Your task: Your job is to retype all of the data word for word, leaving every image out.

Provided information:
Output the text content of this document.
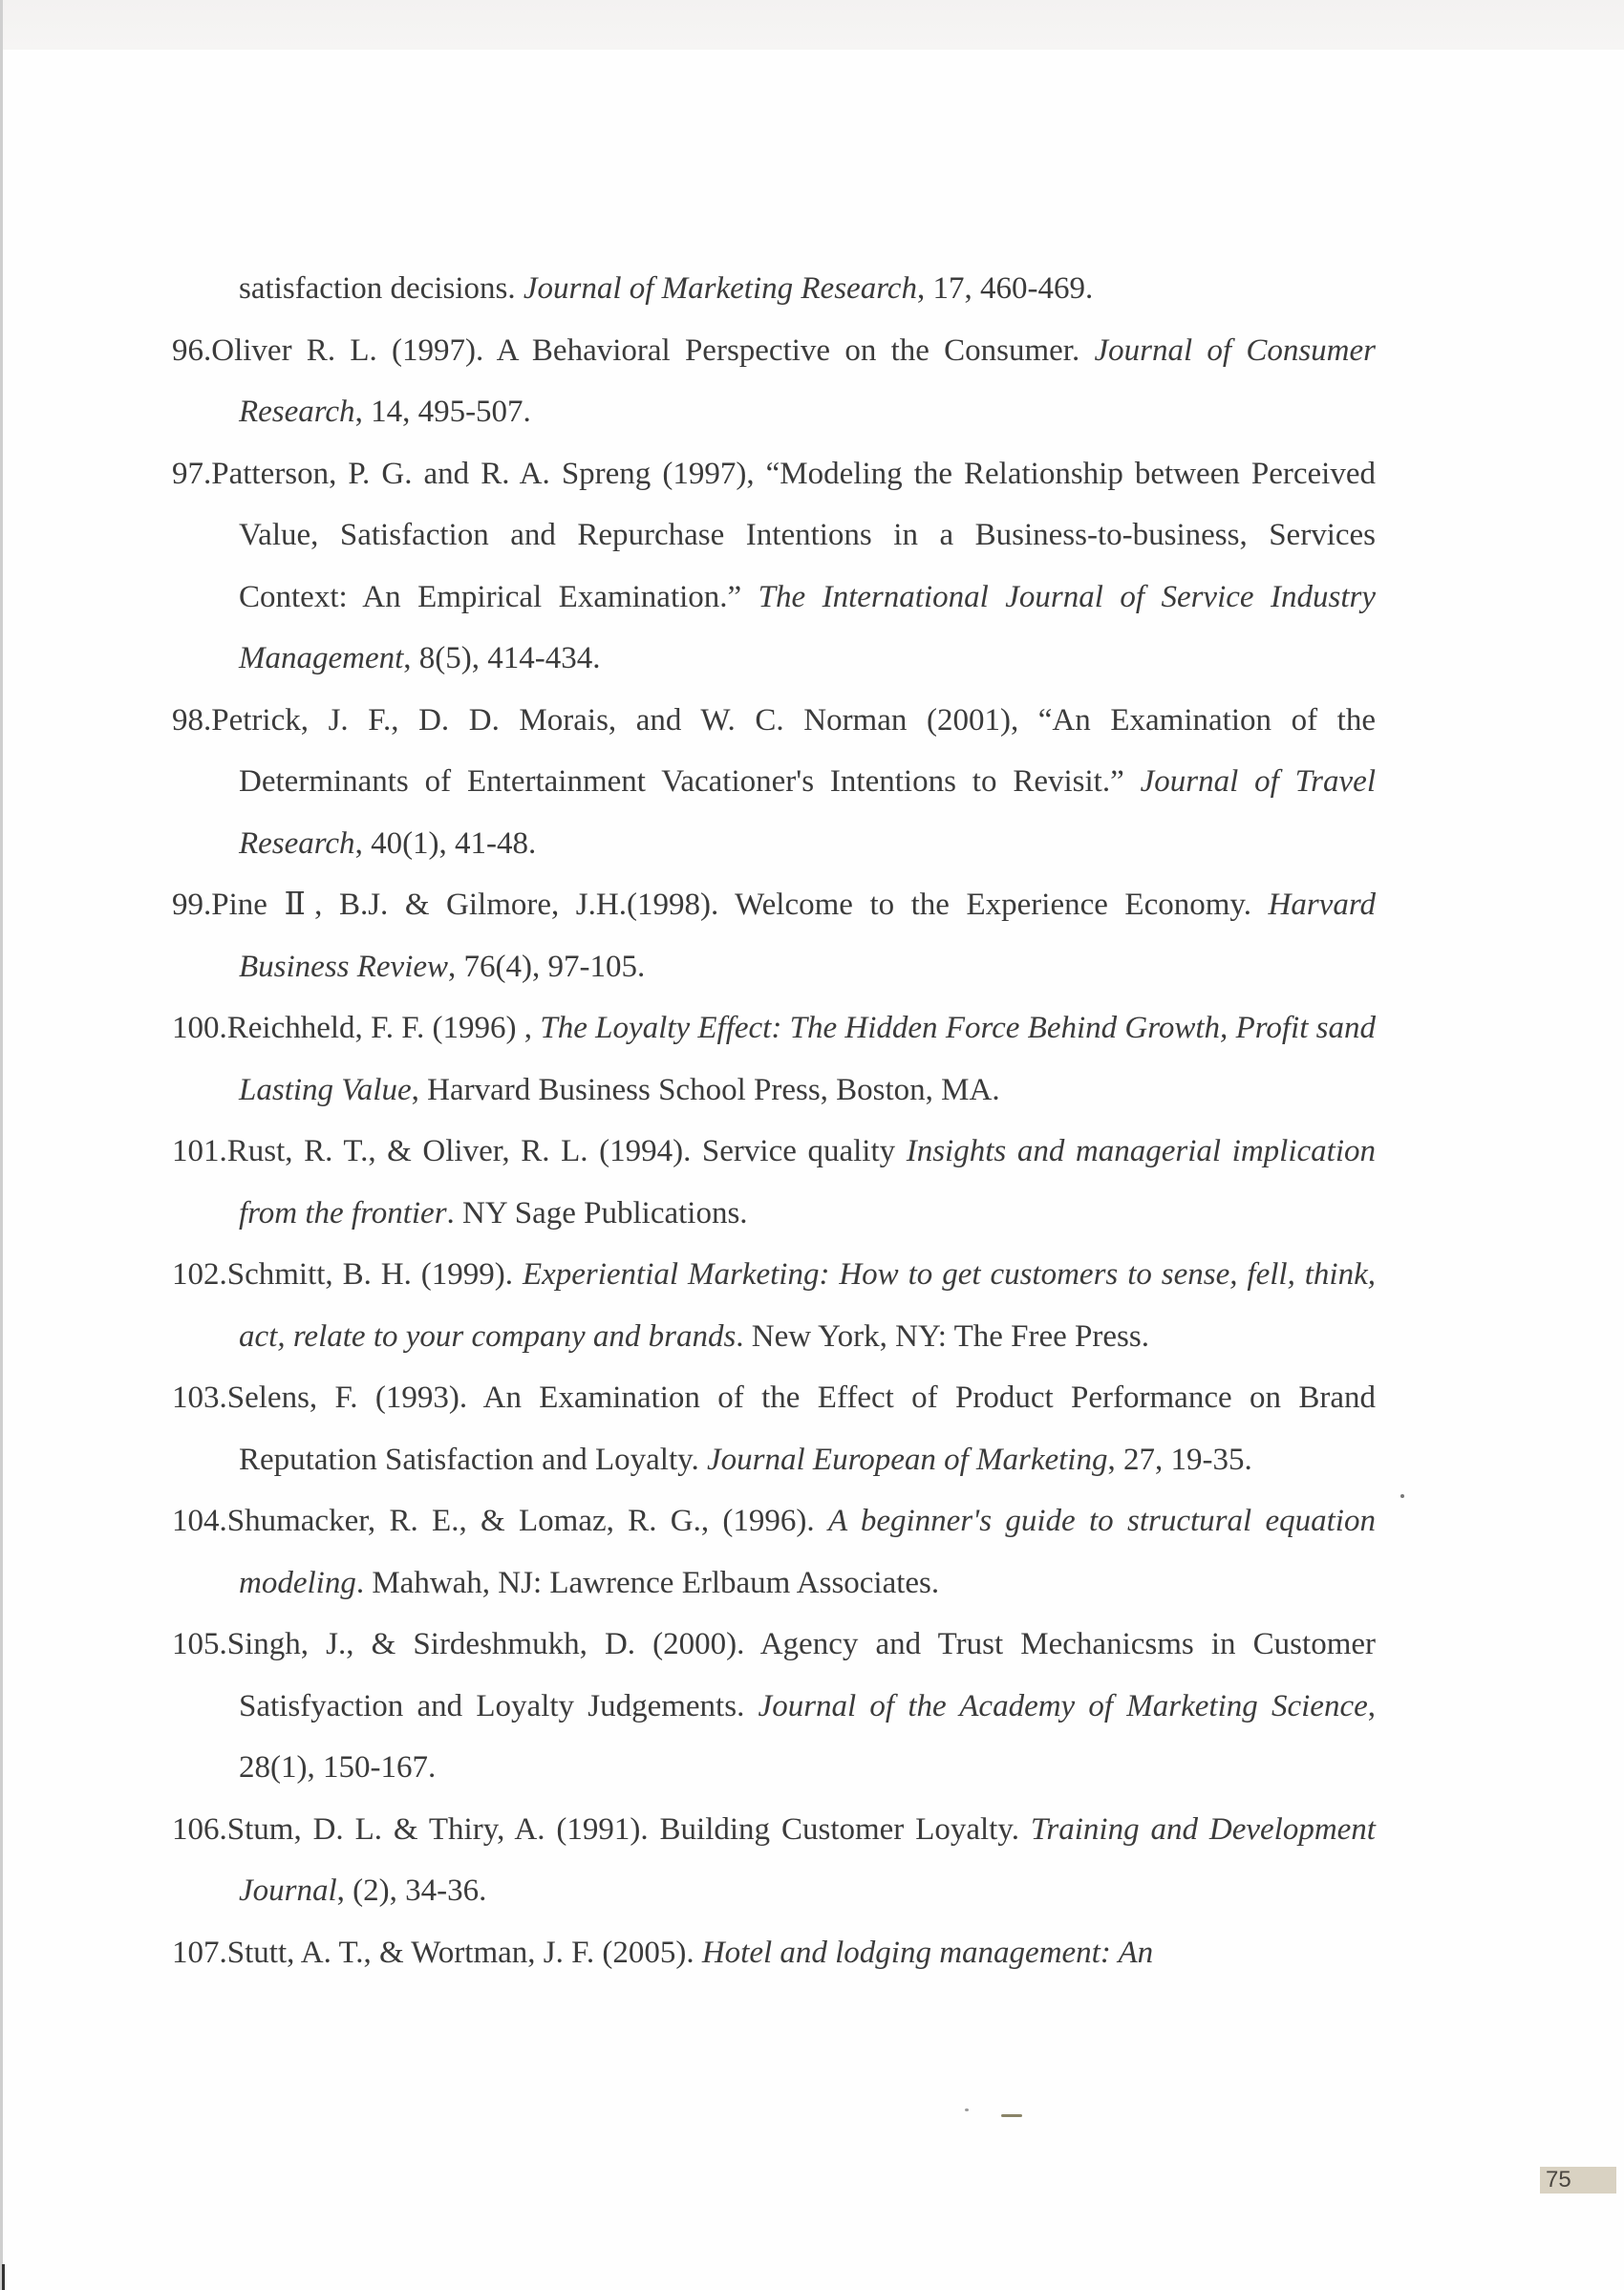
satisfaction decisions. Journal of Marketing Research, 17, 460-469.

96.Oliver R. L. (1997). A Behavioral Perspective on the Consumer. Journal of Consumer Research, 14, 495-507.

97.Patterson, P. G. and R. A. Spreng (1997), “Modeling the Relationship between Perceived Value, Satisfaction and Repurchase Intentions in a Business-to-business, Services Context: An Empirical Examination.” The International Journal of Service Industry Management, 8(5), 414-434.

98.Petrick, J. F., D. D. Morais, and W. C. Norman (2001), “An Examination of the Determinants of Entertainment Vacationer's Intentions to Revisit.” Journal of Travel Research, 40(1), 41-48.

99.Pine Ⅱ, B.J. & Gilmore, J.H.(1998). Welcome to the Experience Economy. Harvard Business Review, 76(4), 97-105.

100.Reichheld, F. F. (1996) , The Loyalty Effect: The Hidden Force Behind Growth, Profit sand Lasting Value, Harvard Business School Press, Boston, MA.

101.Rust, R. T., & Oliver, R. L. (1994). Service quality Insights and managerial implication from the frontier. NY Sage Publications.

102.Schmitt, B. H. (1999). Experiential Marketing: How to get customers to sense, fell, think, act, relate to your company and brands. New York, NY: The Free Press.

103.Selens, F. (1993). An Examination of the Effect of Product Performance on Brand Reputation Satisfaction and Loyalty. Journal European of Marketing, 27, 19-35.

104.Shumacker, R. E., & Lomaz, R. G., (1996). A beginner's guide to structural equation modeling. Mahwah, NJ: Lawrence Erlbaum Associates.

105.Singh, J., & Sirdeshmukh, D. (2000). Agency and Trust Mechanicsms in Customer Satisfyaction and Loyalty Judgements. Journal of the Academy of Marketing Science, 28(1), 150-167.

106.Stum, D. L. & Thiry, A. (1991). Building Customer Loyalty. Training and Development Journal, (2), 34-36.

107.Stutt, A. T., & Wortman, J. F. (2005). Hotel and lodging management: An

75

Completed task:
Output the text content of this document.
satisfaction decisions. Journal of Marketing Research, 17, 460-469.

96.Oliver R. L. (1997). A Behavioral Perspective on the Consumer. Journal of Consumer Research, 14, 495-507.

97.Patterson, P. G. and R. A. Spreng (1997), “Modeling the Relationship between Perceived Value, Satisfaction and Repurchase Intentions in a Business-to-business, Services Context: An Empirical Examination.” The International Journal of Service Industry Management, 8(5), 414-434.

98.Petrick, J. F., D. D. Morais, and W. C. Norman (2001), “An Examination of the Determinants of Entertainment Vacationer's Intentions to Revisit.” Journal of Travel Research, 40(1), 41-48.

99.Pine Ⅱ, B.J. & Gilmore, J.H.(1998). Welcome to the Experience Economy. Harvard Business Review, 76(4), 97-105.

100.Reichheld, F. F. (1996) , The Loyalty Effect: The Hidden Force Behind Growth, Profit sand Lasting Value, Harvard Business School Press, Boston, MA.

101.Rust, R. T., & Oliver, R. L. (1994). Service quality Insights and managerial implication from the frontier. NY Sage Publications.

102.Schmitt, B. H. (1999). Experiential Marketing: How to get customers to sense, fell, think, act, relate to your company and brands. New York, NY: The Free Press.

103.Selens, F. (1993). An Examination of the Effect of Product Performance on Brand Reputation Satisfaction and Loyalty. Journal European of Marketing, 27, 19-35.

104.Shumacker, R. E., & Lomaz, R. G., (1996). A beginner's guide to structural equation modeling. Mahwah, NJ: Lawrence Erlbaum Associates.

105.Singh, J., & Sirdeshmukh, D. (2000). Agency and Trust Mechanicsms in Customer Satisfyaction and Loyalty Judgements. Journal of the Academy of Marketing Science, 28(1), 150-167.

106.Stum, D. L. & Thiry, A. (1991). Building Customer Loyalty. Training and Development Journal, (2), 34-36.

107.Stutt, A. T., & Wortman, J. F. (2005). Hotel and lodging management: An

75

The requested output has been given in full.